# Dataset records:
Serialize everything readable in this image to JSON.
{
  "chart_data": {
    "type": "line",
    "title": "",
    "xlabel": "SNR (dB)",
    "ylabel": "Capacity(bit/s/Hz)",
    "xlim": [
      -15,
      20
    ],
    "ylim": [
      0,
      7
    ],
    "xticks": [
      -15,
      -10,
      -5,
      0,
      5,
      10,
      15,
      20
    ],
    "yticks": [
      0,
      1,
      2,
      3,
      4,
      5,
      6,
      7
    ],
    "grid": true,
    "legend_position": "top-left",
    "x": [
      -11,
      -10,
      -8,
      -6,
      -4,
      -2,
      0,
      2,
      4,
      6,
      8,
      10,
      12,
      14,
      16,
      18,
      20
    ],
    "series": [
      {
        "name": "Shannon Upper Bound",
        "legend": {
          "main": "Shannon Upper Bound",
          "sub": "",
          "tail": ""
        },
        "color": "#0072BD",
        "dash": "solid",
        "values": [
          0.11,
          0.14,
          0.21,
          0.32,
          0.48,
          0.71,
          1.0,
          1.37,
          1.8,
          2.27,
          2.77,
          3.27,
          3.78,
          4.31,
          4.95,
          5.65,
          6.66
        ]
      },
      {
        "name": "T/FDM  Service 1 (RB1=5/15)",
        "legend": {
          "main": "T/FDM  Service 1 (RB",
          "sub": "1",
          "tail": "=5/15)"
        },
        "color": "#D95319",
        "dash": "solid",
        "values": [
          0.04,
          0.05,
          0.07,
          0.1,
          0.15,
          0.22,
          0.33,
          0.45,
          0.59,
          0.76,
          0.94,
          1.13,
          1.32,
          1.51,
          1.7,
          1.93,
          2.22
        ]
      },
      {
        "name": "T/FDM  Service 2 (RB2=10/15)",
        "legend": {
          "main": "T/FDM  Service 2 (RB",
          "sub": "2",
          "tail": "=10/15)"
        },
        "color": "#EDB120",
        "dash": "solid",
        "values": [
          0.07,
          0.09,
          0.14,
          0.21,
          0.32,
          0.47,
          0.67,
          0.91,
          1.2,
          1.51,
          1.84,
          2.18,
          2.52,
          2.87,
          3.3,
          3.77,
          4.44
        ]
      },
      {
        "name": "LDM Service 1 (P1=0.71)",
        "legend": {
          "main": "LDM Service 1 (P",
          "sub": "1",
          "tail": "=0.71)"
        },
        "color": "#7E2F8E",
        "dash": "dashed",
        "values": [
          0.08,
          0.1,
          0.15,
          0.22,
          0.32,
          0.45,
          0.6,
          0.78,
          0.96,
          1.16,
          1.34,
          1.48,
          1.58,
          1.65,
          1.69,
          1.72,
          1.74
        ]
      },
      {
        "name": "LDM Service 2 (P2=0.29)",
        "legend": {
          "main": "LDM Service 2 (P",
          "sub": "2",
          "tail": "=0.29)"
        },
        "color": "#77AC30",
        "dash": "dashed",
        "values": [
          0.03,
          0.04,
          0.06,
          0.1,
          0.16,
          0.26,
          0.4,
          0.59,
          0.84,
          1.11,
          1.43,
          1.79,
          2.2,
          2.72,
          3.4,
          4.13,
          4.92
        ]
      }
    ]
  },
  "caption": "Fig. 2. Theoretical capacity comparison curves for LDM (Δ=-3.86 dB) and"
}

# What needs to be done:
Find the number of lines in which the word "Bound" occurs, and write nothing but that number.

# The solution:
2